Requirements: Transcribe all the entries word for word, but omit the images.

Input records:
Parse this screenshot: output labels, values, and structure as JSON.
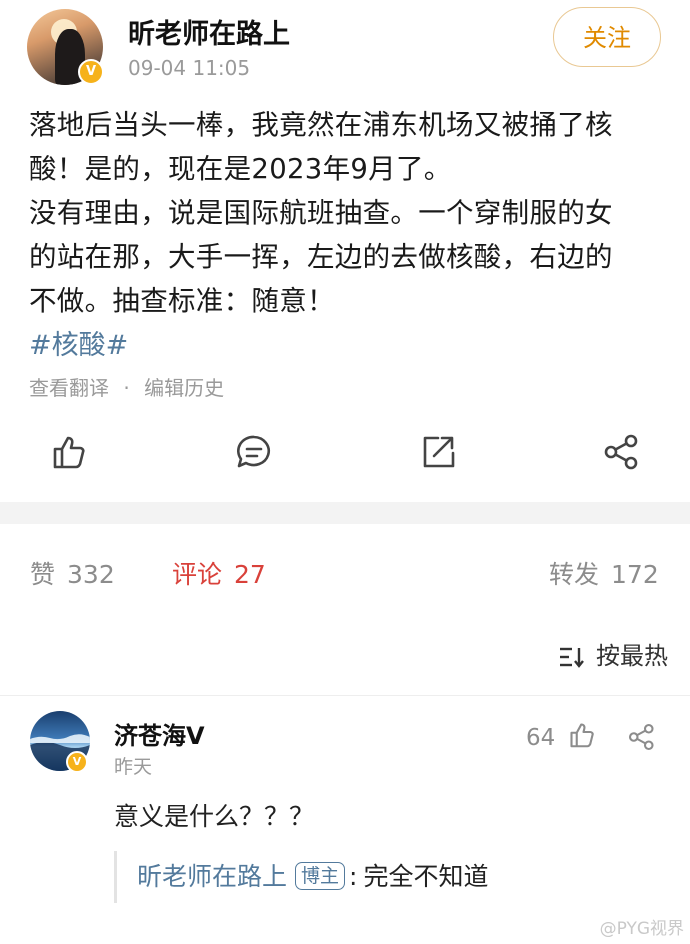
{
  "post": {
    "author": "昕老师在路上",
    "verified_badge": "V",
    "timestamp": "09-04 11:05",
    "follow_label": "关注",
    "text_lines": [
      "落地后当头一棒，我竟然在浦东机场又被捅了核",
      "酸！是的，现在是2023年9月了。",
      "没有理由，说是国际航班抽查。一个穿制服的女",
      "的站在那，大手一挥，左边的去做核酸，右边的",
      "不做。抽查标准：随意！"
    ],
    "hashtag": "#核酸#",
    "translate_label": "查看翻译",
    "meta_separator": "·",
    "edit_history_label": "编辑历史",
    "actions": [
      "like-icon",
      "comment-icon",
      "repost-icon",
      "share-icon"
    ]
  },
  "stats": {
    "likes_label": "赞",
    "likes_count": "332",
    "comments_label": "评论",
    "comments_count": "27",
    "reposts_label": "转发",
    "reposts_count": "172",
    "sort_label": "按最热"
  },
  "comment": {
    "author": "济苍海V",
    "verified_badge": "V",
    "time": "昨天",
    "likes": "64",
    "text": "意义是什么？？？",
    "reply": {
      "author": "昕老师在路上",
      "tag": "博主",
      "colon": ":",
      "text": "完全不知道"
    }
  },
  "watermark": "@PYG视界",
  "colors": {
    "accent_red": "#d9413a",
    "link_blue": "#537a9c",
    "follow_orange": "#e08a00",
    "badge_gold": "#f6b21b"
  }
}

Result of the task:
Parse this screenshot: output labels, values, and structure as JSON.
{
  "post": {
    "author": "昕老师在路上",
    "verified_badge": "V",
    "timestamp": "09-04 11:05",
    "follow_label": "关注",
    "text_lines": [
      "落地后当头一棒，我竟然在浦东机场又被捅了核",
      "酸！是的，现在是2023年9月了。",
      "没有理由，说是国际航班抽查。一个穿制服的女",
      "的站在那，大手一挥，左边的去做核酸，右边的",
      "不做。抽查标准：随意！"
    ],
    "hashtag": "#核酸#",
    "translate_label": "查看翻译",
    "meta_separator": "·",
    "edit_history_label": "编辑历史",
    "actions": [
      "like-icon",
      "comment-icon",
      "repost-icon",
      "share-icon"
    ]
  },
  "stats": {
    "likes_label": "赞",
    "likes_count": "332",
    "comments_label": "评论",
    "comments_count": "27",
    "reposts_label": "转发",
    "reposts_count": "172",
    "sort_label": "按最热"
  },
  "comment": {
    "author": "济苍海V",
    "verified_badge": "V",
    "time": "昨天",
    "likes": "64",
    "text": "意义是什么？？？",
    "reply": {
      "author": "昕老师在路上",
      "tag": "博主",
      "colon": ":",
      "text": "完全不知道"
    }
  },
  "watermark": "@PYG视界",
  "colors": {
    "accent_red": "#d9413a",
    "link_blue": "#537a9c",
    "follow_orange": "#e08a00",
    "badge_gold": "#f6b21b"
  }
}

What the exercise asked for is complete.